# Directive
Leave out the pictures and reproduce all of the data exactly.

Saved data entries
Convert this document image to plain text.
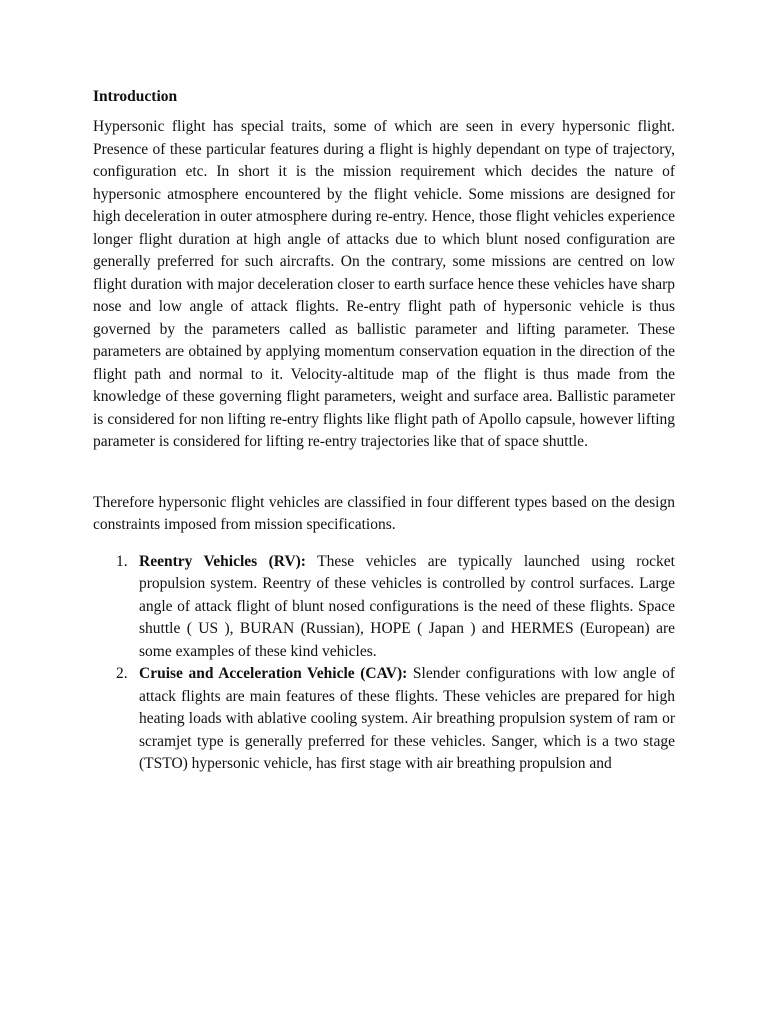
Introduction

Hypersonic flight has special traits, some of which are seen in every hypersonic flight. Presence of these particular features during a flight is highly dependant on type of trajectory, configuration etc. In short it is the mission requirement which decides the nature of hypersonic atmosphere encountered by the flight vehicle. Some missions are designed for high deceleration in outer atmosphere during re-entry. Hence, those flight vehicles experience longer flight duration at high angle of attacks due to which blunt nosed configuration are generally preferred for such aircrafts. On the contrary, some missions are centred on low flight duration with major deceleration closer to earth surface hence these vehicles have sharp nose and low angle of attack flights. Re-entry flight path of hypersonic vehicle is thus governed by the parameters called as ballistic parameter and lifting parameter. These parameters are obtained by applying momentum conservation equation in the direction of the flight path and normal to it. Velocity-altitude map of the flight is thus made from the knowledge of these governing flight parameters, weight and surface area. Ballistic parameter is considered for non lifting re-entry flights like flight path of Apollo capsule, however lifting parameter is considered for lifting re-entry trajectories like that of space shuttle.

Therefore hypersonic flight vehicles are classified in four different types based on the design constraints imposed from mission specifications.

1. Reentry Vehicles (RV): These vehicles are typically launched using rocket propulsion system. Reentry of these vehicles is controlled by control surfaces. Large angle of attack flight of blunt nosed configurations is the need of these flights. Space shuttle ( US ), BURAN (Russian), HOPE ( Japan ) and HERMES (European) are some examples of these kind vehicles.
2. Cruise and Acceleration Vehicle (CAV): Slender configurations with low angle of attack flights are main features of these flights. These vehicles are prepared for high heating loads with ablative cooling system. Air breathing propulsion system of ram or scramjet type is generally preferred for these vehicles. Sanger, which is a two stage (TSTO) hypersonic vehicle, has first stage with air breathing propulsion and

# Response for this exercise
Convert this document image to plain text.
Introduction

Hypersonic flight has special traits, some of which are seen in every hypersonic flight. Presence of these particular features during a flight is highly dependant on type of trajectory, configuration etc. In short it is the mission requirement which decides the nature of hypersonic atmosphere encountered by the flight vehicle. Some missions are designed for high deceleration in outer atmosphere during re-entry. Hence, those flight vehicles experience longer flight duration at high angle of attacks due to which blunt nosed configuration are generally preferred for such aircrafts. On the contrary, some missions are centred on low flight duration with major deceleration closer to earth surface hence these vehicles have sharp nose and low angle of attack flights. Re-entry flight path of hypersonic vehicle is thus governed by the parameters called as ballistic parameter and lifting parameter. These parameters are obtained by applying momentum conservation equation in the direction of the flight path and normal to it. Velocity-altitude map of the flight is thus made from the knowledge of these governing flight parameters, weight and surface area. Ballistic parameter is considered for non lifting re-entry flights like flight path of Apollo capsule, however lifting parameter is considered for lifting re-entry trajectories like that of space shuttle.

Therefore hypersonic flight vehicles are classified in four different types based on the design constraints imposed from mission specifications.

1. Reentry Vehicles (RV): These vehicles are typically launched using rocket propulsion system. Reentry of these vehicles is controlled by control surfaces. Large angle of attack flight of blunt nosed configurations is the need of these flights. Space shuttle ( US ), BURAN (Russian), HOPE ( Japan ) and HERMES (European) are some examples of these kind vehicles.
2. Cruise and Acceleration Vehicle (CAV): Slender configurations with low angle of attack flights are main features of these flights. These vehicles are prepared for high heating loads with ablative cooling system. Air breathing propulsion system of ram or scramjet type is generally preferred for these vehicles. Sanger, which is a two stage (TSTO) hypersonic vehicle, has first stage with air breathing propulsion and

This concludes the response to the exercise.